Task goal
Below are the records; copy each line in them that holds the word "Read".

Provided data

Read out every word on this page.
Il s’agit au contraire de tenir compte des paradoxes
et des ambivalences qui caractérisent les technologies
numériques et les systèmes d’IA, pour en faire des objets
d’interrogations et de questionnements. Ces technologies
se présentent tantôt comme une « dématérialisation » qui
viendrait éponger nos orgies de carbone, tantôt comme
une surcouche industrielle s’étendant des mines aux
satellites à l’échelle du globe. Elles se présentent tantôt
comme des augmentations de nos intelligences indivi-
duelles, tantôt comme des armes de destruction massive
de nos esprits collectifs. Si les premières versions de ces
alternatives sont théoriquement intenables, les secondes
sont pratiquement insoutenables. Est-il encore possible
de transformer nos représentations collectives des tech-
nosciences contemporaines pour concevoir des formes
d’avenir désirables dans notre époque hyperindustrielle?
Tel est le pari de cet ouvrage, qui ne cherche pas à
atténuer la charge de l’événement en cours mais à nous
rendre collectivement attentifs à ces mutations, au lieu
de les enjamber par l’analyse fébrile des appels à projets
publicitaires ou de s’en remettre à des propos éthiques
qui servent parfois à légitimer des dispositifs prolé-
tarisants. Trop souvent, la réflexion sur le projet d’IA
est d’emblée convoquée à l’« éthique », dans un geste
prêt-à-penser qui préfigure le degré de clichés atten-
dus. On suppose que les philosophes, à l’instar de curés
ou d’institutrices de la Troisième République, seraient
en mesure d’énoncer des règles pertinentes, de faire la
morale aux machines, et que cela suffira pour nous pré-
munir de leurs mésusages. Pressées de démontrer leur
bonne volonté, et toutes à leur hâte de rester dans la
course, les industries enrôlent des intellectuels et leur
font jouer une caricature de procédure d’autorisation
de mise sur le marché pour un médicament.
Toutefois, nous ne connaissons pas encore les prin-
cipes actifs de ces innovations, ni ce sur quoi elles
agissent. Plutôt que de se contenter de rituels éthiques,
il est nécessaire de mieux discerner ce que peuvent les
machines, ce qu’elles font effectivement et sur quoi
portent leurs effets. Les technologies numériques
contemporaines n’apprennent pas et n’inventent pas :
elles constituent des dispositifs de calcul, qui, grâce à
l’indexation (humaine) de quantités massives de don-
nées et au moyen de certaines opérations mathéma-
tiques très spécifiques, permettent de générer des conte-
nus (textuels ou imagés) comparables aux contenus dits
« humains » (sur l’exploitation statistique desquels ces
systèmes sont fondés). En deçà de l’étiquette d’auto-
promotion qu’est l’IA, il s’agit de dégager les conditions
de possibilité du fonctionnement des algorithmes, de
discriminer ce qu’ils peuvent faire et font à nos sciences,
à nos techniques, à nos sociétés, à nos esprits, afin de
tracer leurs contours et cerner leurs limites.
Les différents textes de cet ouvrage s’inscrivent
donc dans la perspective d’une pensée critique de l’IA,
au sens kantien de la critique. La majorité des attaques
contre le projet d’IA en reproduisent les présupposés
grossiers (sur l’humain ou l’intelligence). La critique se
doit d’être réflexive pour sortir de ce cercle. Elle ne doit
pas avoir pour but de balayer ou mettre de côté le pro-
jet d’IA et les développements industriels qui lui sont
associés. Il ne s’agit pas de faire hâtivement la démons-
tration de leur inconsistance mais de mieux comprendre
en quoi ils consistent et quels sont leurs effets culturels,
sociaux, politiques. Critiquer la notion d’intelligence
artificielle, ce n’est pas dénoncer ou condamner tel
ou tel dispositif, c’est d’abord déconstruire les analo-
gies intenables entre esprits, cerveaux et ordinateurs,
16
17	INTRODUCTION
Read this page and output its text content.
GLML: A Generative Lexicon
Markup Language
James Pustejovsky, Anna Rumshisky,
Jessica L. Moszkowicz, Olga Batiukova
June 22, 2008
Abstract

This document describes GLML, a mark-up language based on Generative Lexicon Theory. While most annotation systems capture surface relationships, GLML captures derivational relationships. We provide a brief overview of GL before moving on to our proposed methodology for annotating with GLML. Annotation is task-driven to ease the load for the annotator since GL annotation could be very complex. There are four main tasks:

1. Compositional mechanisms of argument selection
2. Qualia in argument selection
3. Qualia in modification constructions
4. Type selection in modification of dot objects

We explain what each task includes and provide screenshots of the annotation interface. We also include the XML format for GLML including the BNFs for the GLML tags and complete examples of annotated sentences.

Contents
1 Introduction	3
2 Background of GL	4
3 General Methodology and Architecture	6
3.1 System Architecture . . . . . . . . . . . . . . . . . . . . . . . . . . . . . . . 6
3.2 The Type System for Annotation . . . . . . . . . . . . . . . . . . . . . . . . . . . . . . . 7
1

Result for this exercise
Read out every word on this page.
Read this page and output its text content.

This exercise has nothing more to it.